Records from a data source
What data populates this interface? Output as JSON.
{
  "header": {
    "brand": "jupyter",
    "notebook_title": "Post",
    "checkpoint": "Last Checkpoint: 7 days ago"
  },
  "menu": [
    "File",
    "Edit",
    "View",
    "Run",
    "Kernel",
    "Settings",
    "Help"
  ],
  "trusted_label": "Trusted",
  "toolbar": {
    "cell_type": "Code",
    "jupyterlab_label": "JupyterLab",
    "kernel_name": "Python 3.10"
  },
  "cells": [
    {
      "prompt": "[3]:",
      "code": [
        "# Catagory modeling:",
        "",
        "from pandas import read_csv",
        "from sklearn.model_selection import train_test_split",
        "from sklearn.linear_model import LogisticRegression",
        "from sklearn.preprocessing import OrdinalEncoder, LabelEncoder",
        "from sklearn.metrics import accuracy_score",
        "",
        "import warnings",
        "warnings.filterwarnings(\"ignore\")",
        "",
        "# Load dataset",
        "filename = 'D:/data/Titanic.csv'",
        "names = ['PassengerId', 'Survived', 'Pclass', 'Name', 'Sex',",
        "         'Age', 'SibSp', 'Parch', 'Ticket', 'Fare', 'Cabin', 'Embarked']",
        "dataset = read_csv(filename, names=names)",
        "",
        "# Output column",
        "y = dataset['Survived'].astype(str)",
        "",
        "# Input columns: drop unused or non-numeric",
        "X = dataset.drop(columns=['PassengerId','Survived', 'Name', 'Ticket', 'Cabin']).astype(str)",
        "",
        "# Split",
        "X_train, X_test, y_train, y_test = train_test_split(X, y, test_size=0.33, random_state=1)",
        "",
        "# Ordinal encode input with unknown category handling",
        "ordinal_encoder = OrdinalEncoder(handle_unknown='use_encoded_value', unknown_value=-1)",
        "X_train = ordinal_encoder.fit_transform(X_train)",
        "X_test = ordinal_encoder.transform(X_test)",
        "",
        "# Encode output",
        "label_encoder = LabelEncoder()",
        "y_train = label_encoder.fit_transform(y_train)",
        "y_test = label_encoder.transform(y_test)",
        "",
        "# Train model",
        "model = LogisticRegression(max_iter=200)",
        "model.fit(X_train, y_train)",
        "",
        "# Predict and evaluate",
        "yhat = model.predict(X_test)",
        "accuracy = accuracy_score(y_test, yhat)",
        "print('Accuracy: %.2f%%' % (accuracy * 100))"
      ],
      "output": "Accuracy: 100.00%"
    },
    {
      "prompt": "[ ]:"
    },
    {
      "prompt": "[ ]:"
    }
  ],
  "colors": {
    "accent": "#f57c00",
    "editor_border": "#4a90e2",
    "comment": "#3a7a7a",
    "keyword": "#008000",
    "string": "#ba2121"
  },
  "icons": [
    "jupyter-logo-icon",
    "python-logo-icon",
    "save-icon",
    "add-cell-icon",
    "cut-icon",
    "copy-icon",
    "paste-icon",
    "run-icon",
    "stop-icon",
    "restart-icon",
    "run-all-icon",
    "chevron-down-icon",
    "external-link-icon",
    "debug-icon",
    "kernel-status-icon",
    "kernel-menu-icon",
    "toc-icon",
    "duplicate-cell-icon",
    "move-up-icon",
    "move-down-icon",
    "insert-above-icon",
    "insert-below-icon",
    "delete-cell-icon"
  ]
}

The request
Nothing in the data may differ; print all of it exactly as written.

Written answer
What data populates this interface? Output as JSON.
{
  "header": {
    "brand": "jupyter",
    "notebook_title": "Post",
    "checkpoint": "Last Checkpoint: 7 days ago"
  },
  "menu": [
    "File",
    "Edit",
    "View",
    "Run",
    "Kernel",
    "Settings",
    "Help"
  ],
  "trusted_label": "Trusted",
  "toolbar": {
    "cell_type": "Code",
    "jupyterlab_label": "JupyterLab",
    "kernel_name": "Python 3.10"
  },
  "cells": [
    {
      "prompt": "[3]:",
      "code": [
        "# Catagory modeling:",
        "",
        "from pandas import read_csv",
        "from sklearn.model_selection import train_test_split",
        "from sklearn.linear_model import LogisticRegression",
        "from sklearn.preprocessing import OrdinalEncoder, LabelEncoder",
        "from sklearn.metrics import accuracy_score",
        "",
        "import warnings",
        "warnings.filterwarnings(\"ignore\")",
        "",
        "# Load dataset",
        "filename = 'D:/data/Titanic.csv'",
        "names = ['PassengerId', 'Survived', 'Pclass', 'Name', 'Sex',",
        "         'Age', 'SibSp', 'Parch', 'Ticket', 'Fare', 'Cabin', 'Embarked']",
        "dataset = read_csv(filename, names=names)",
        "",
        "# Output column",
        "y = dataset['Survived'].astype(str)",
        "",
        "# Input columns: drop unused or non-numeric",
        "X = dataset.drop(columns=['PassengerId','Survived', 'Name', 'Ticket', 'Cabin']).astype(str)",
        "",
        "# Split",
        "X_train, X_test, y_train, y_test = train_test_split(X, y, test_size=0.33, random_state=1)",
        "",
        "# Ordinal encode input with unknown category handling",
        "ordinal_encoder = OrdinalEncoder(handle_unknown='use_encoded_value', unknown_value=-1)",
        "X_train = ordinal_encoder.fit_transform(X_train)",
        "X_test = ordinal_encoder.transform(X_test)",
        "",
        "# Encode output",
        "label_encoder = LabelEncoder()",
        "y_train = label_encoder.fit_transform(y_train)",
        "y_test = label_encoder.transform(y_test)",
        "",
        "# Train model",
        "model = LogisticRegression(max_iter=200)",
        "model.fit(X_train, y_train)",
        "",
        "# Predict and evaluate",
        "yhat = model.predict(X_test)",
        "accuracy = accuracy_score(y_test, yhat)",
        "print('Accuracy: %.2f%%' % (accuracy * 100))"
      ],
      "output": "Accuracy: 100.00%"
    },
    {
      "prompt": "[ ]:"
    },
    {
      "prompt": "[ ]:"
    }
  ],
  "colors": {
    "accent": "#f57c00",
    "editor_border": "#4a90e2",
    "comment": "#3a7a7a",
    "keyword": "#008000",
    "string": "#ba2121"
  },
  "icons": [
    "jupyter-logo-icon",
    "python-logo-icon",
    "save-icon",
    "add-cell-icon",
    "cut-icon",
    "copy-icon",
    "paste-icon",
    "run-icon",
    "stop-icon",
    "restart-icon",
    "run-all-icon",
    "chevron-down-icon",
    "external-link-icon",
    "debug-icon",
    "kernel-status-icon",
    "kernel-menu-icon",
    "toc-icon",
    "duplicate-cell-icon",
    "move-up-icon",
    "move-down-icon",
    "insert-above-icon",
    "insert-below-icon",
    "delete-cell-icon"
  ]
}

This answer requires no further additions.